### Data provided
%%

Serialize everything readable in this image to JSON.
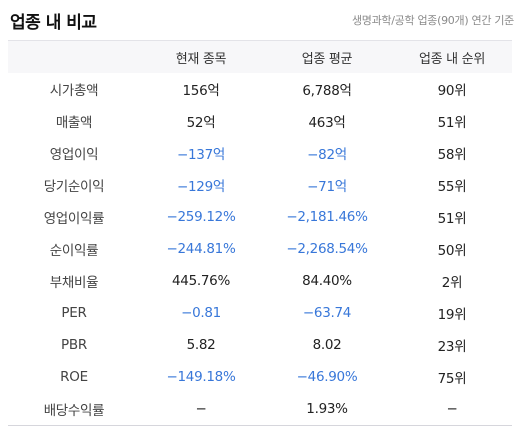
{
  "header": {
    "title": "업종 내 비교",
    "subtitle": "생명과학/공학 업종(90개) 연간 기준"
  },
  "table": {
    "columns": [
      "",
      "현재 종목",
      "업종 평균",
      "업종 내 순위"
    ],
    "rows": [
      {
        "label": "시가총액",
        "current": "156억",
        "average": "6,788억",
        "rank": "90위"
      },
      {
        "label": "매출액",
        "current": "52억",
        "average": "463억",
        "rank": "51위"
      },
      {
        "label": "영업이익",
        "current": "−137억",
        "average": "−82억",
        "rank": "58위"
      },
      {
        "label": "당기순이익",
        "current": "−129억",
        "average": "−71억",
        "rank": "55위"
      },
      {
        "label": "영업이익률",
        "current": "−259.12%",
        "average": "−2,181.46%",
        "rank": "51위"
      },
      {
        "label": "순이익률",
        "current": "−244.81%",
        "average": "−2,268.54%",
        "rank": "50위"
      },
      {
        "label": "부채비율",
        "current": "445.76%",
        "average": "84.40%",
        "rank": "2위"
      },
      {
        "label": "PER",
        "current": "−0.81",
        "average": "−63.74",
        "rank": "19위"
      },
      {
        "label": "PBR",
        "current": "5.82",
        "average": "8.02",
        "rank": "23위"
      },
      {
        "label": "ROE",
        "current": "−149.18%",
        "average": "−46.90%",
        "rank": "75위"
      },
      {
        "label": "배당수익률",
        "current": "−",
        "average": "1.93%",
        "rank": "−"
      }
    ]
  },
  "colors": {
    "negative": "#3877d9",
    "header_bg": "#f7f7f9",
    "text": "#222222"
  }
}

%%

### Work instructions
Leave out the pictures and output every record above precisely as given.

### Complete response
Serialize everything readable in this image to JSON.
{
  "header": {
    "title": "업종 내 비교",
    "subtitle": "생명과학/공학 업종(90개) 연간 기준"
  },
  "table": {
    "columns": [
      "",
      "현재 종목",
      "업종 평균",
      "업종 내 순위"
    ],
    "rows": [
      {
        "label": "시가총액",
        "current": "156억",
        "average": "6,788억",
        "rank": "90위"
      },
      {
        "label": "매출액",
        "current": "52억",
        "average": "463억",
        "rank": "51위"
      },
      {
        "label": "영업이익",
        "current": "−137억",
        "average": "−82억",
        "rank": "58위"
      },
      {
        "label": "당기순이익",
        "current": "−129억",
        "average": "−71억",
        "rank": "55위"
      },
      {
        "label": "영업이익률",
        "current": "−259.12%",
        "average": "−2,181.46%",
        "rank": "51위"
      },
      {
        "label": "순이익률",
        "current": "−244.81%",
        "average": "−2,268.54%",
        "rank": "50위"
      },
      {
        "label": "부채비율",
        "current": "445.76%",
        "average": "84.40%",
        "rank": "2위"
      },
      {
        "label": "PER",
        "current": "−0.81",
        "average": "−63.74",
        "rank": "19위"
      },
      {
        "label": "PBR",
        "current": "5.82",
        "average": "8.02",
        "rank": "23위"
      },
      {
        "label": "ROE",
        "current": "−149.18%",
        "average": "−46.90%",
        "rank": "75위"
      },
      {
        "label": "배당수익률",
        "current": "−",
        "average": "1.93%",
        "rank": "−"
      }
    ]
  },
  "colors": {
    "negative": "#3877d9",
    "header_bg": "#f7f7f9",
    "text": "#222222"
  }
}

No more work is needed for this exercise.